* Begin Provided records *

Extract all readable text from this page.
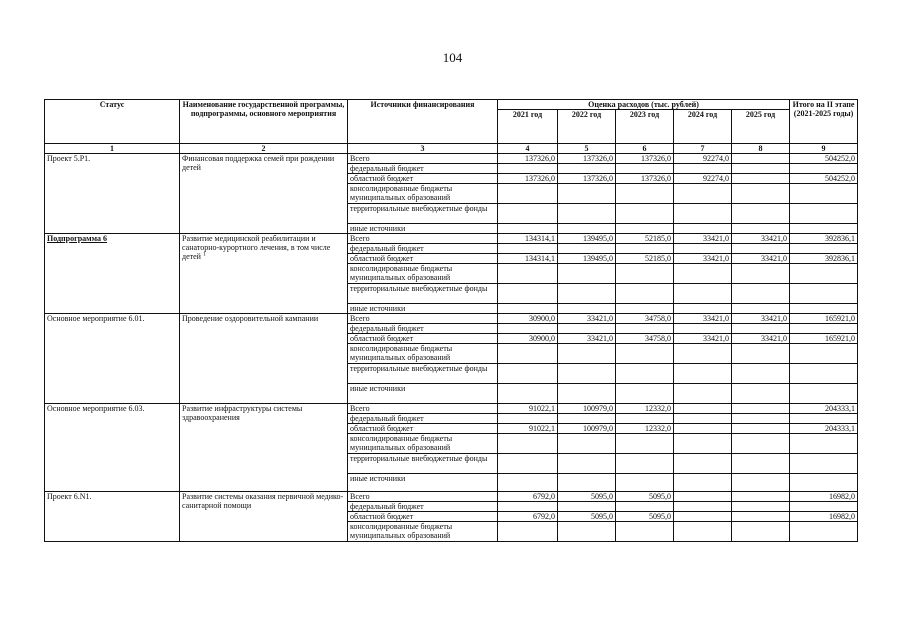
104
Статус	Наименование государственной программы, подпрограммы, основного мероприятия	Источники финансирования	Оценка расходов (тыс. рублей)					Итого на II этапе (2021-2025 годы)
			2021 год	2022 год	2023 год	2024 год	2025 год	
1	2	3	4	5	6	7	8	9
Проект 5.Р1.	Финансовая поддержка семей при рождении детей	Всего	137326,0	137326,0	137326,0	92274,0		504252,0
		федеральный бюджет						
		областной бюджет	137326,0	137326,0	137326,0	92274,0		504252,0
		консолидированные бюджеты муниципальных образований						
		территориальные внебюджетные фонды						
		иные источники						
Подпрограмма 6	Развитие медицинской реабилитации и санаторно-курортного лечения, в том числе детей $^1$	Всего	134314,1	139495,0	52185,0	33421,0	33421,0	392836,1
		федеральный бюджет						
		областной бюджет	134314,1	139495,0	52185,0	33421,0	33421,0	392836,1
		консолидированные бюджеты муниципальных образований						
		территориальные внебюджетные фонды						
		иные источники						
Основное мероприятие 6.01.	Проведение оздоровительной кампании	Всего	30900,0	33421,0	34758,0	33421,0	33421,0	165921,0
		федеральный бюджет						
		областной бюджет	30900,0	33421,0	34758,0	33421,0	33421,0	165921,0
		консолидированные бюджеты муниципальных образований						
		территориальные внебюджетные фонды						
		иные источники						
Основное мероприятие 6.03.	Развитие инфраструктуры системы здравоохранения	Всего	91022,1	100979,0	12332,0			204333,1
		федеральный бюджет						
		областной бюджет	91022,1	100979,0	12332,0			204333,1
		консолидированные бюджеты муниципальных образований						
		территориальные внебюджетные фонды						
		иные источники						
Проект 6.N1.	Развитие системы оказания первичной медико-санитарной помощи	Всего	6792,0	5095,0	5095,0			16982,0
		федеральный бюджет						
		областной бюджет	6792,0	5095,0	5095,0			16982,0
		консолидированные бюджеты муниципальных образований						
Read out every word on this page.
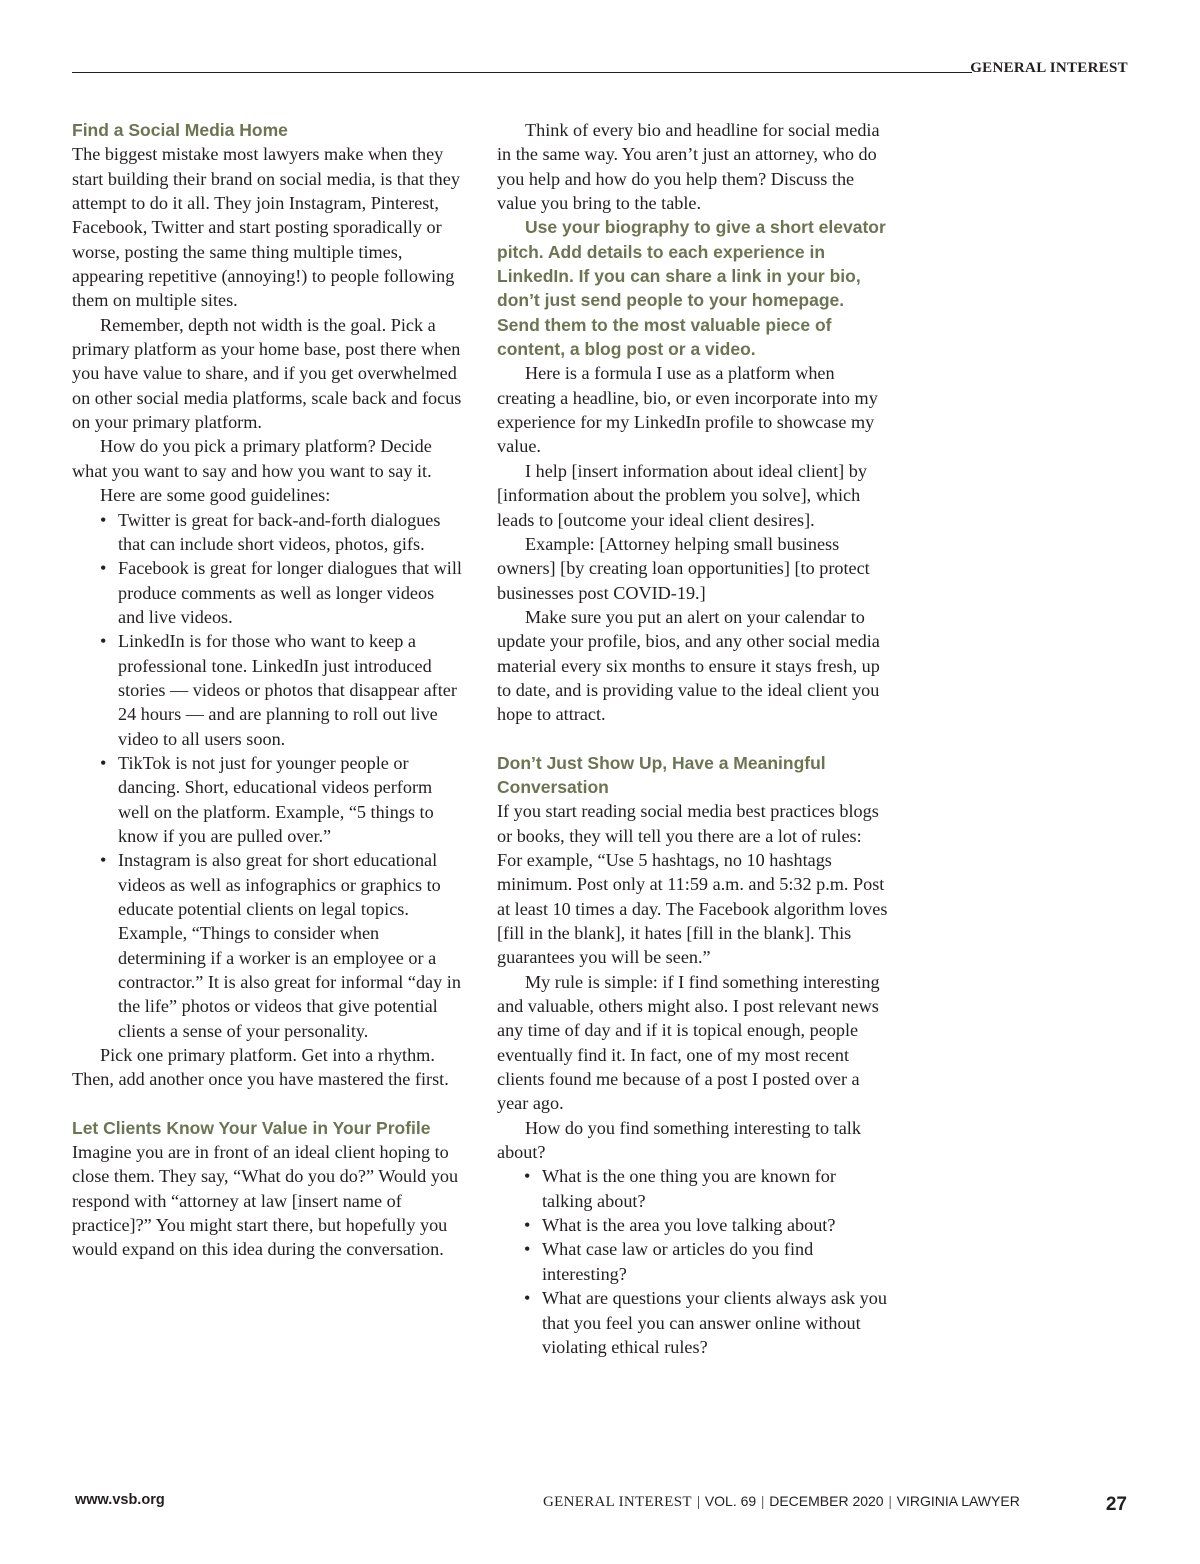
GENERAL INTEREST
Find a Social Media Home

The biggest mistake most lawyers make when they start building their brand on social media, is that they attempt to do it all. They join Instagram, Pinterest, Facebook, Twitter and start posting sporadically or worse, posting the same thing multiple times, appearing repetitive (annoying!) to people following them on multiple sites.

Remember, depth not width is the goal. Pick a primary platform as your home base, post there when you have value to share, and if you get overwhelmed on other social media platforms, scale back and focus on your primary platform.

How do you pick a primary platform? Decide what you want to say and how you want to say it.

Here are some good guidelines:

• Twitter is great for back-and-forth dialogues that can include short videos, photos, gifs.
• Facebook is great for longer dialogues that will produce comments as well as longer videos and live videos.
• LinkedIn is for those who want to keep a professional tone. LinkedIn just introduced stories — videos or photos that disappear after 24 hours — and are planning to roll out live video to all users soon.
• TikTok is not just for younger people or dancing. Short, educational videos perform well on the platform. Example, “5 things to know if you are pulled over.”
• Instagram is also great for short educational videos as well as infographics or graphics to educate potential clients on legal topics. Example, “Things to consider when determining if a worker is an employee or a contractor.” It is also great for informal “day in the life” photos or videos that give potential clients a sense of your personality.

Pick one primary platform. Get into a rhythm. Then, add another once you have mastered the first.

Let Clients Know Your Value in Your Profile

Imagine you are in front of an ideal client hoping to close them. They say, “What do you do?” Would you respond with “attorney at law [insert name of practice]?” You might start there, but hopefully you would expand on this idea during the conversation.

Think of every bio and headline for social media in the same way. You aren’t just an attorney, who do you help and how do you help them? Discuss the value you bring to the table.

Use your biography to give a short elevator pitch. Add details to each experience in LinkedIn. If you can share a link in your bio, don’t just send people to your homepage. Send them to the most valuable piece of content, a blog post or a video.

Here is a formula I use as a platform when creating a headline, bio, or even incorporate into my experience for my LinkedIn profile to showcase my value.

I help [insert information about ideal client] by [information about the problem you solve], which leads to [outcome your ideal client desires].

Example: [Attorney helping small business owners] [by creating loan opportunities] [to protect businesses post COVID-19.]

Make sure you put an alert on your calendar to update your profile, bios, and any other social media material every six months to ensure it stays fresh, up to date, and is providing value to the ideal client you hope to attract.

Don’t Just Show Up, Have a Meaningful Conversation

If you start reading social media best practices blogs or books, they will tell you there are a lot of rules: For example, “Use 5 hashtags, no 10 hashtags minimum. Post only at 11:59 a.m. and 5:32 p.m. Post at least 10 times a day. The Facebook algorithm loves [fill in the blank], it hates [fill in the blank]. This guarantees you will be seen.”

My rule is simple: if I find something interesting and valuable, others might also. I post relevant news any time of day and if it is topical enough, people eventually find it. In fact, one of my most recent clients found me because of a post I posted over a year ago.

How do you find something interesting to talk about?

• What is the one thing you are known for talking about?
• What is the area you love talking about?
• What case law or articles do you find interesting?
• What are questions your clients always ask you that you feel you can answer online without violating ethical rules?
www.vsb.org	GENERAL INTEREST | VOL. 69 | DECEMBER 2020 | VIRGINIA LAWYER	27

* End Provided records *

What the task asks
Read the entries and pick out all lines that include the word "Twitter".

Answer for this exercise
The biggest mistake most lawyers make when they start building their brand on social media, is that they attempt to do it all. They join Instagram, Pinterest, Facebook, Twitter and start posting sporadically or worse, posting the same thing multiple times, appearing repetitive (annoying!) to people following them on multiple sites.
• Twitter is great for back-and-forth dialogues that can include short videos, photos, gifs.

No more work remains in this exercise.